[EXERCISE OBJECTIVE]: How many lines in the entries below contain "right"? Answer with the number only.

(Stored items from a collection)
※ ※ ※

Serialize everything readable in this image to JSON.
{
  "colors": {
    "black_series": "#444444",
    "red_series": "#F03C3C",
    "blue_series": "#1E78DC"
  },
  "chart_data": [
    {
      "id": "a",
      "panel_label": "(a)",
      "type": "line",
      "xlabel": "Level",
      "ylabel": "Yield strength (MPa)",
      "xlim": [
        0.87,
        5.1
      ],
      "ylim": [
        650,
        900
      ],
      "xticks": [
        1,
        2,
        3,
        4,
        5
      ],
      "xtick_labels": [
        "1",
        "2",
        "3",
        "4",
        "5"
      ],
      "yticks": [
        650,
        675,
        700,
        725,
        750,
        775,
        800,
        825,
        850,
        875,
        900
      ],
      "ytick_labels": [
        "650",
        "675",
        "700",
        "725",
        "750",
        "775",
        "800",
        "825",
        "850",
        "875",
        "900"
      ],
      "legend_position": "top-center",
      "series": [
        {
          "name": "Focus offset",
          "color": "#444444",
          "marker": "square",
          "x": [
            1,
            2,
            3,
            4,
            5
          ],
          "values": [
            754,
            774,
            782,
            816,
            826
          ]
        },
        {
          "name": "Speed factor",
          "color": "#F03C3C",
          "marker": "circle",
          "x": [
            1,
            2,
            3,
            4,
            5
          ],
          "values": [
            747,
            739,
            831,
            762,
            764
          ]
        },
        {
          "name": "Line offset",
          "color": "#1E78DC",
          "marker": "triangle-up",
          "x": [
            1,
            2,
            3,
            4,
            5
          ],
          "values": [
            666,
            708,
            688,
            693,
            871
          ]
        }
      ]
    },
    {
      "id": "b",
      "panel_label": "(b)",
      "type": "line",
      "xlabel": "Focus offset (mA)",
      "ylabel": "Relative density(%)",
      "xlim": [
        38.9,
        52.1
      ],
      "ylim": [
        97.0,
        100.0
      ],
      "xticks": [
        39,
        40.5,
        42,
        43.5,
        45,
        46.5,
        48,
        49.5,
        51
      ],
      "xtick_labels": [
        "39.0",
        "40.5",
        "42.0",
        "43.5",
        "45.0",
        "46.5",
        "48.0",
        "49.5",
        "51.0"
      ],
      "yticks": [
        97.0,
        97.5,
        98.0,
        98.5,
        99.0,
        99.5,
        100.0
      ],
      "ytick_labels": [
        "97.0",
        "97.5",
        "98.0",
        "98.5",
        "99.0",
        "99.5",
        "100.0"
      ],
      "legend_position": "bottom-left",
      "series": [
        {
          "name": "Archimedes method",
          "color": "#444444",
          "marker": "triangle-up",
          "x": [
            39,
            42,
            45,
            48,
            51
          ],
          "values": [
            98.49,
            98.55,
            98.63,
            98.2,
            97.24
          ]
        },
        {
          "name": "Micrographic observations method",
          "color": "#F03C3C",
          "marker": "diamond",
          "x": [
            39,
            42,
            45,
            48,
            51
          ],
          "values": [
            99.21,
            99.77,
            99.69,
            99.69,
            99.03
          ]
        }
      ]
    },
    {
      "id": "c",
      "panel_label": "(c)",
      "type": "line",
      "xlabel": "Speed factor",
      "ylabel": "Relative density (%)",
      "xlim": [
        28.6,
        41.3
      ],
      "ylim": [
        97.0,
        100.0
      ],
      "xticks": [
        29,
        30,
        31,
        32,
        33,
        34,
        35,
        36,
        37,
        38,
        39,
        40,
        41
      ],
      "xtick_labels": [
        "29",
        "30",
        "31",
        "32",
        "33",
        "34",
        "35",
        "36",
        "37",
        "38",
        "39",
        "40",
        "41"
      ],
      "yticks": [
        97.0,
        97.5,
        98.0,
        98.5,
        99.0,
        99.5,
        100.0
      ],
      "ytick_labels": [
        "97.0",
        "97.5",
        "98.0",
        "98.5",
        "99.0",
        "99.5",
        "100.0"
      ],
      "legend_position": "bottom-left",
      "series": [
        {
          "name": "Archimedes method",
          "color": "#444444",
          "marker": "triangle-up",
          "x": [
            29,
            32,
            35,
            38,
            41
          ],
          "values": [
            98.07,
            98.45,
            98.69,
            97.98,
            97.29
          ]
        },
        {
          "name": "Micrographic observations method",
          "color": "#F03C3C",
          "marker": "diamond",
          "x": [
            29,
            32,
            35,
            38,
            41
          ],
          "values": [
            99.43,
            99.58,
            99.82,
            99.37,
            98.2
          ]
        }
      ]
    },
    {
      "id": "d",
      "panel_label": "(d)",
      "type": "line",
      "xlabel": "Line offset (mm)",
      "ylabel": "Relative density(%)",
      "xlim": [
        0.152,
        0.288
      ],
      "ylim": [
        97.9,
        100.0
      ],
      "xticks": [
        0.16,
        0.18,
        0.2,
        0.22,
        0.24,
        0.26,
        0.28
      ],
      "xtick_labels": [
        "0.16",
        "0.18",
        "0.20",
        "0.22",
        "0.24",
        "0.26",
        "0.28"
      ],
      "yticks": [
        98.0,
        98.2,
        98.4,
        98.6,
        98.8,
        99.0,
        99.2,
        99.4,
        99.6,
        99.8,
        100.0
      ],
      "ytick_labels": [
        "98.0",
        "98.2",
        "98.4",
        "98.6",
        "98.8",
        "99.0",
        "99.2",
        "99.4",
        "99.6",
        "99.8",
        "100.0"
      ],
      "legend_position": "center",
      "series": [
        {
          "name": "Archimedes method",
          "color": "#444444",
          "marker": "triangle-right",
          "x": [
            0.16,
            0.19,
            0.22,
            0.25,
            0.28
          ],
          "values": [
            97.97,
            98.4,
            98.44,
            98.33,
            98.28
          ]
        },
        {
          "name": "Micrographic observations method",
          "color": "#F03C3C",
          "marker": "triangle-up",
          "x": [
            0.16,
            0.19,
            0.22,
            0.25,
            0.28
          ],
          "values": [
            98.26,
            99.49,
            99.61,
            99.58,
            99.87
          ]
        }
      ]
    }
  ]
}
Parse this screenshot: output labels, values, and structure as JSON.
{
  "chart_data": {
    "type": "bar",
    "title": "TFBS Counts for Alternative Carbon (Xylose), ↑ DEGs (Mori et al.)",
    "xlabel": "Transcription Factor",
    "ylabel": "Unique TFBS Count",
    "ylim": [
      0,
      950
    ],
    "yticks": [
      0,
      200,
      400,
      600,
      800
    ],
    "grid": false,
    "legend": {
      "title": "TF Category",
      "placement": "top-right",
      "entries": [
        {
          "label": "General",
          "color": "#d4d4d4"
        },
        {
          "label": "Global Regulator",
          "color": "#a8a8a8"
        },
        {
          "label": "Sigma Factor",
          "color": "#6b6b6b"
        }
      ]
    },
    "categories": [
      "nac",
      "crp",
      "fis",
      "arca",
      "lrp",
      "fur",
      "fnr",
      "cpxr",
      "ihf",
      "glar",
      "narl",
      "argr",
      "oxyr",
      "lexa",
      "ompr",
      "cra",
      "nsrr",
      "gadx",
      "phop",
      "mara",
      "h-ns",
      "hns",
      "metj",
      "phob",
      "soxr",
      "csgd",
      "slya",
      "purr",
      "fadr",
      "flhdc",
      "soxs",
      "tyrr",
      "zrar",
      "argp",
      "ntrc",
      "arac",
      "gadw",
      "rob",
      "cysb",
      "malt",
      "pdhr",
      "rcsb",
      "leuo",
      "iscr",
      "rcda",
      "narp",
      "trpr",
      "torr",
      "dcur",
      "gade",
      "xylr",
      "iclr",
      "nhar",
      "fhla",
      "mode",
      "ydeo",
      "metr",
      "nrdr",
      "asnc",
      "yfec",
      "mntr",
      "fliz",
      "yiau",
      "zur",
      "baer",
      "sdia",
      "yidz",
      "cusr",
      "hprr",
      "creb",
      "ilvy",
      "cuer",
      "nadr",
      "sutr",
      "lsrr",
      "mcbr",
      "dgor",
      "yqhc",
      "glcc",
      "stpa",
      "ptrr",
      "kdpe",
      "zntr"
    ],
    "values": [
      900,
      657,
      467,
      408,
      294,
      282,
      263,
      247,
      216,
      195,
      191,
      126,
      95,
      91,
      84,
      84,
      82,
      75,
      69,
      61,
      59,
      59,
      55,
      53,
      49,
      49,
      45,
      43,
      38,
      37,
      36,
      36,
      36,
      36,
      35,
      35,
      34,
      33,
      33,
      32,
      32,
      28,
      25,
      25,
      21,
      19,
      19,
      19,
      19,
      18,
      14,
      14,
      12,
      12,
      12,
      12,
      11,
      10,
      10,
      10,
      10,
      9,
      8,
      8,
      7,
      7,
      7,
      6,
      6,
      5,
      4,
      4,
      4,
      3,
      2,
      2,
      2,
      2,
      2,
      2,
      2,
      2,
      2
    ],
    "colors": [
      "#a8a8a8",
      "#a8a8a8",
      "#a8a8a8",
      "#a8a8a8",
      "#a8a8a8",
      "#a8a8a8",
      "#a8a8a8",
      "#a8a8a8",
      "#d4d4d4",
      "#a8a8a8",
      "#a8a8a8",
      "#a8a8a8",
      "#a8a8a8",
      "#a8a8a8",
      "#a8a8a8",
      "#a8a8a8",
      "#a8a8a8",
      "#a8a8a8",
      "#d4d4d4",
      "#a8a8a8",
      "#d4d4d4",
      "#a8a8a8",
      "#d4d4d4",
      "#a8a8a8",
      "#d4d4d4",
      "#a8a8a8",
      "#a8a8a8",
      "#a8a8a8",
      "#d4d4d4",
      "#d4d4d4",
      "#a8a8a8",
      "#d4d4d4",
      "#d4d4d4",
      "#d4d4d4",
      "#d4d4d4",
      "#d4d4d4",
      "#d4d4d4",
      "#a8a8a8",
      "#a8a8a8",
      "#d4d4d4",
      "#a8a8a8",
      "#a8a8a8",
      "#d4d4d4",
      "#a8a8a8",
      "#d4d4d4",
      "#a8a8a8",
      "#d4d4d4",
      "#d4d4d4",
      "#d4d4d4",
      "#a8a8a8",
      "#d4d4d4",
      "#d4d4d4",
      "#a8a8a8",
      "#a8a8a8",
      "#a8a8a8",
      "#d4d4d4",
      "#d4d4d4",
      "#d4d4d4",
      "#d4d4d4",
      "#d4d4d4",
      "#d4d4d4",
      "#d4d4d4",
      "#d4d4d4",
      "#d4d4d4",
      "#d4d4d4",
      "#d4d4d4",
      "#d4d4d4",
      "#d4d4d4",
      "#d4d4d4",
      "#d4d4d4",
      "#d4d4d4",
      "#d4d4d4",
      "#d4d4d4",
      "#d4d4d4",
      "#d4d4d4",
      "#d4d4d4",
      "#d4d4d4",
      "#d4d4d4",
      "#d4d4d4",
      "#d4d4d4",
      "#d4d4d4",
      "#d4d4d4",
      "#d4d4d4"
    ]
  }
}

※ ※ ※

[RESPONSE TO THE TASK]: 2